Listing

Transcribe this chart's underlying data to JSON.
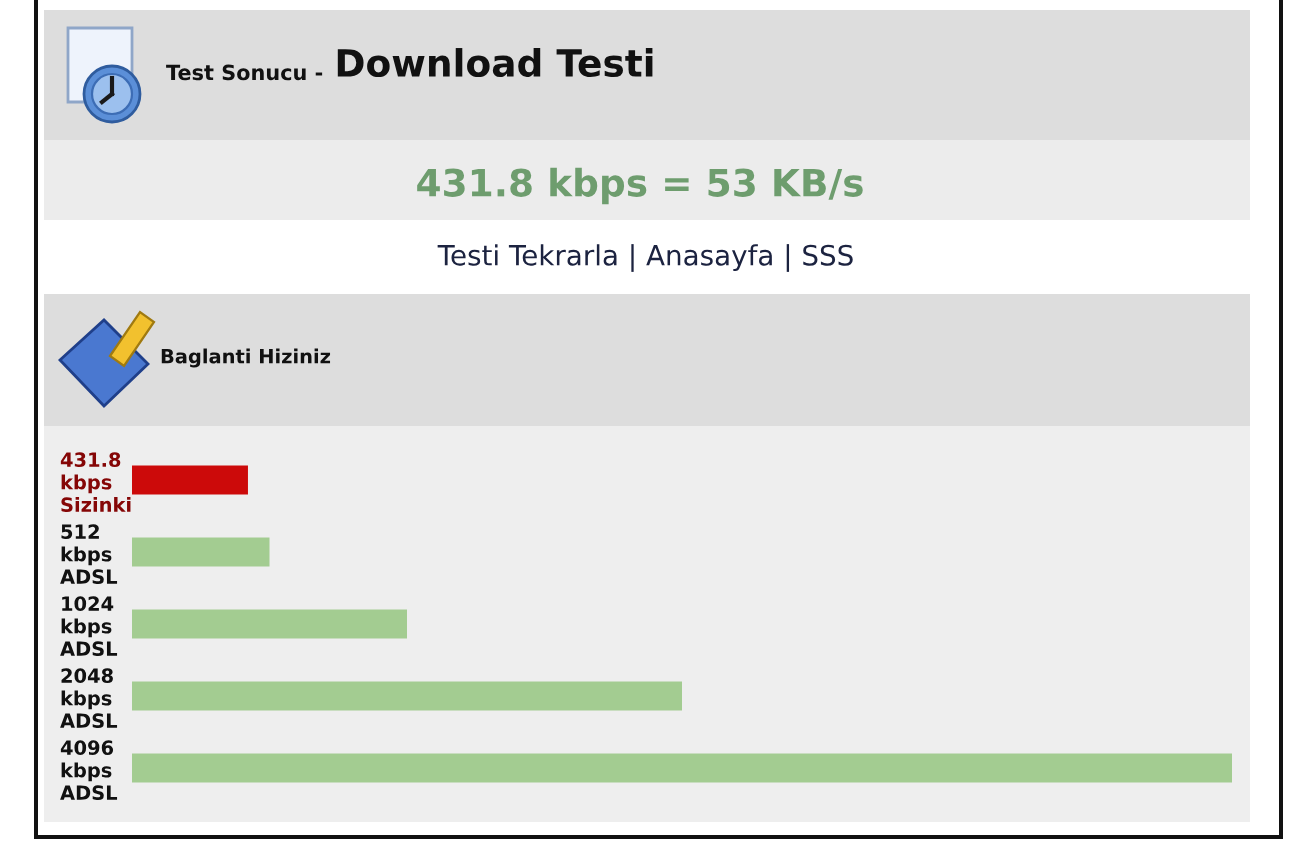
{
  "chart_data": {
    "type": "bar",
    "orientation": "horizontal",
    "title": "Download Testi",
    "subtitle": "Test Sonucu -",
    "annotations": [
      "431.8 kbps = 53 KB/s",
      "Testi Tekrarla | Anasayfa | SSS",
      "Baglanti Hiziniz"
    ],
    "categories": [
      "Sizinki",
      "ADSL",
      "ADSL",
      "ADSL",
      "ADSL"
    ],
    "values": [
      431.8,
      512,
      1024,
      2048,
      4096
    ],
    "value_labels": [
      "431.8 kbps",
      "512 kbps",
      "1024 kbps",
      "2048 kbps",
      "4096 kbps"
    ],
    "colors": [
      "#cc0a0a",
      "#a3cc91",
      "#a3cc91",
      "#a3cc91",
      "#a3cc91"
    ]
  }
}
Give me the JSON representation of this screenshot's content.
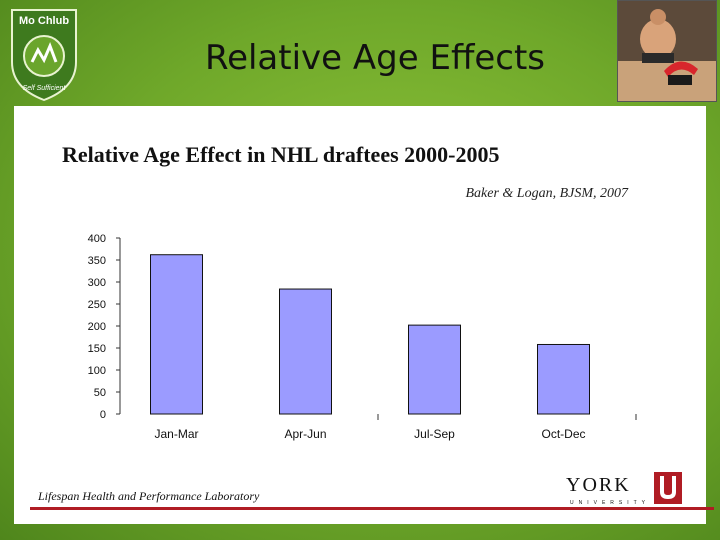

To be done
Pictures stay out; reproduce every line of the records exactly.

Result
Transcribe this chart's underlying data to JSON.
{
  "chart_data": {
    "type": "bar",
    "orientation": "horizontal",
    "title": "Download Testi",
    "subtitle": "Test Sonucu -",
    "annotations": [
      "431.8 kbps = 53 KB/s",
      "Testi Tekrarla | Anasayfa | SSS",
      "Baglanti Hiziniz"
    ],
    "categories": [
      "Sizinki",
      "ADSL",
      "ADSL",
      "ADSL",
      "ADSL"
    ],
    "values": [
      431.8,
      512,
      1024,
      2048,
      4096
    ],
    "value_labels": [
      "431.8 kbps",
      "512 kbps",
      "1024 kbps",
      "2048 kbps",
      "4096 kbps"
    ],
    "colors": [
      "#cc0a0a",
      "#a3cc91",
      "#a3cc91",
      "#a3cc91",
      "#a3cc91"
    ]
  }
}
Give me the JSON representation of this screenshot's content.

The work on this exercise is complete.